■ **Data extracted from a collection**:
........
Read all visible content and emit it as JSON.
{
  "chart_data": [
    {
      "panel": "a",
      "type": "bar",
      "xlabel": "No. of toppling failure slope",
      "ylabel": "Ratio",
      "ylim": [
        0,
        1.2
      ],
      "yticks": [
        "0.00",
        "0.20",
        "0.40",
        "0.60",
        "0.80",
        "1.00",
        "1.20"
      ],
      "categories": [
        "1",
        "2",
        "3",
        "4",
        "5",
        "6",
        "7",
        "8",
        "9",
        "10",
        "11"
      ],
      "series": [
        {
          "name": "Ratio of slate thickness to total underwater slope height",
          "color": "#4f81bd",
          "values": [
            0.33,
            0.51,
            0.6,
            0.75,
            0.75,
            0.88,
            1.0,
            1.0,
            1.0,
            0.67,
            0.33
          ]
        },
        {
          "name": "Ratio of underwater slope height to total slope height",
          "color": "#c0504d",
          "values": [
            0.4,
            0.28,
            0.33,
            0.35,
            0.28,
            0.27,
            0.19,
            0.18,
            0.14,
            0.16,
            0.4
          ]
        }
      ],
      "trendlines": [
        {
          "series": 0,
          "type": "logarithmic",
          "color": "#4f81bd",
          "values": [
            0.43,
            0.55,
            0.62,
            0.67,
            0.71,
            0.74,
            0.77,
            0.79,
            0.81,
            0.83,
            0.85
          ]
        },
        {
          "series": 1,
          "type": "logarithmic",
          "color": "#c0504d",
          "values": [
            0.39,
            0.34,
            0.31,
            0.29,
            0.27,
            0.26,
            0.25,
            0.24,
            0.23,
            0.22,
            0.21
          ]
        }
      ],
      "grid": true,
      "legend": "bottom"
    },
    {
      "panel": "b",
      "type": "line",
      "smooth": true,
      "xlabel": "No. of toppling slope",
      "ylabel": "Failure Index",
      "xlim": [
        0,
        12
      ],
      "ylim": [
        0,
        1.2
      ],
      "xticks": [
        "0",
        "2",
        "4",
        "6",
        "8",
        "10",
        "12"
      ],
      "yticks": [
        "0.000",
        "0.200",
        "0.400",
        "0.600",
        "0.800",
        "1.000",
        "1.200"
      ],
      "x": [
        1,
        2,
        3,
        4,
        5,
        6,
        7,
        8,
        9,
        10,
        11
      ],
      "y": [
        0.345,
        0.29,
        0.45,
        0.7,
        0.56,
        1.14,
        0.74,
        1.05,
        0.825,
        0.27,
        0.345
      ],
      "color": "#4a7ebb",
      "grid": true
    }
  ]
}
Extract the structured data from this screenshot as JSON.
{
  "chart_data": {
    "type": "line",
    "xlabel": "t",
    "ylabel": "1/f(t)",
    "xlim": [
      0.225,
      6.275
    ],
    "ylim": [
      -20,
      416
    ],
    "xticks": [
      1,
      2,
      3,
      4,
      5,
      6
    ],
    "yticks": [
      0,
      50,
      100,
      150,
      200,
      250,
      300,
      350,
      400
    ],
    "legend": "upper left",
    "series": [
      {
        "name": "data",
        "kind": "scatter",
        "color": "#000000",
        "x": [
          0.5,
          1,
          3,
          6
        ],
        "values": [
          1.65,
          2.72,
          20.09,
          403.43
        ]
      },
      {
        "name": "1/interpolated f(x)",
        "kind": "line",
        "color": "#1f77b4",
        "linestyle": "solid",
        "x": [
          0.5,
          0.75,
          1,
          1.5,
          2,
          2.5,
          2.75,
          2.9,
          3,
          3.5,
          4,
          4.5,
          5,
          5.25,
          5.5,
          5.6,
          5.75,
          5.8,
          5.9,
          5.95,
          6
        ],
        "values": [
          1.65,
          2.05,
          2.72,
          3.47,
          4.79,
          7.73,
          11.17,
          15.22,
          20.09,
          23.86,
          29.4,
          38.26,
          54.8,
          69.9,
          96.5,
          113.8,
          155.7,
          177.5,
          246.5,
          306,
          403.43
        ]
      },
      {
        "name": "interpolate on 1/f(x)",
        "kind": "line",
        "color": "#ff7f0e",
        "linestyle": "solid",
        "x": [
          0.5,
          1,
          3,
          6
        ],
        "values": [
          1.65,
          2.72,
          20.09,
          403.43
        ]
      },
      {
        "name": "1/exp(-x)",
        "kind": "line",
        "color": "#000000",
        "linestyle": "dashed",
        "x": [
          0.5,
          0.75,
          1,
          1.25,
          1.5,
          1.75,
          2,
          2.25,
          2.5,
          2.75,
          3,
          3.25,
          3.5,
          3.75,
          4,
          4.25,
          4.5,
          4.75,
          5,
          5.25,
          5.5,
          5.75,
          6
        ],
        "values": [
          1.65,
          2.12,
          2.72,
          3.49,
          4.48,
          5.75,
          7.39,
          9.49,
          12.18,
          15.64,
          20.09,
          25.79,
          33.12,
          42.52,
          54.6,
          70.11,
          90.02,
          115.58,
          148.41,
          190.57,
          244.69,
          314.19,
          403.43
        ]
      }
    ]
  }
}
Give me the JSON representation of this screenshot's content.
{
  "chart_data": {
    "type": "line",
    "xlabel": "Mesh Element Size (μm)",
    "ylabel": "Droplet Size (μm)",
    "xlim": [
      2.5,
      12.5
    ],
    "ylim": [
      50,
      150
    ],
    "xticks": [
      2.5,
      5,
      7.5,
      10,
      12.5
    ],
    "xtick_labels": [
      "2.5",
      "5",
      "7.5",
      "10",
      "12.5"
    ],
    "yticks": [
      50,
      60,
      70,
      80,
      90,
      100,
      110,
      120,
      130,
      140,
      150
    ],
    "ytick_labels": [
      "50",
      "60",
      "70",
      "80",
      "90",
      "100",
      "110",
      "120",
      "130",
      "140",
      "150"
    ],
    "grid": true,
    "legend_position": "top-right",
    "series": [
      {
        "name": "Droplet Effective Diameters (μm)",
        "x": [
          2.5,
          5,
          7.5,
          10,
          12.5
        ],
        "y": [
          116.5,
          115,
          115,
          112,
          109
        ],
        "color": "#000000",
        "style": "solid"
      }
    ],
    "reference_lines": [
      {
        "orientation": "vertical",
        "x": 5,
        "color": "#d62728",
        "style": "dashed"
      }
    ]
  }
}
........
■ **Work to be completed**: Tally the lines above that contain the word "Size", and reply with only the number.

■ **Complete response**: 2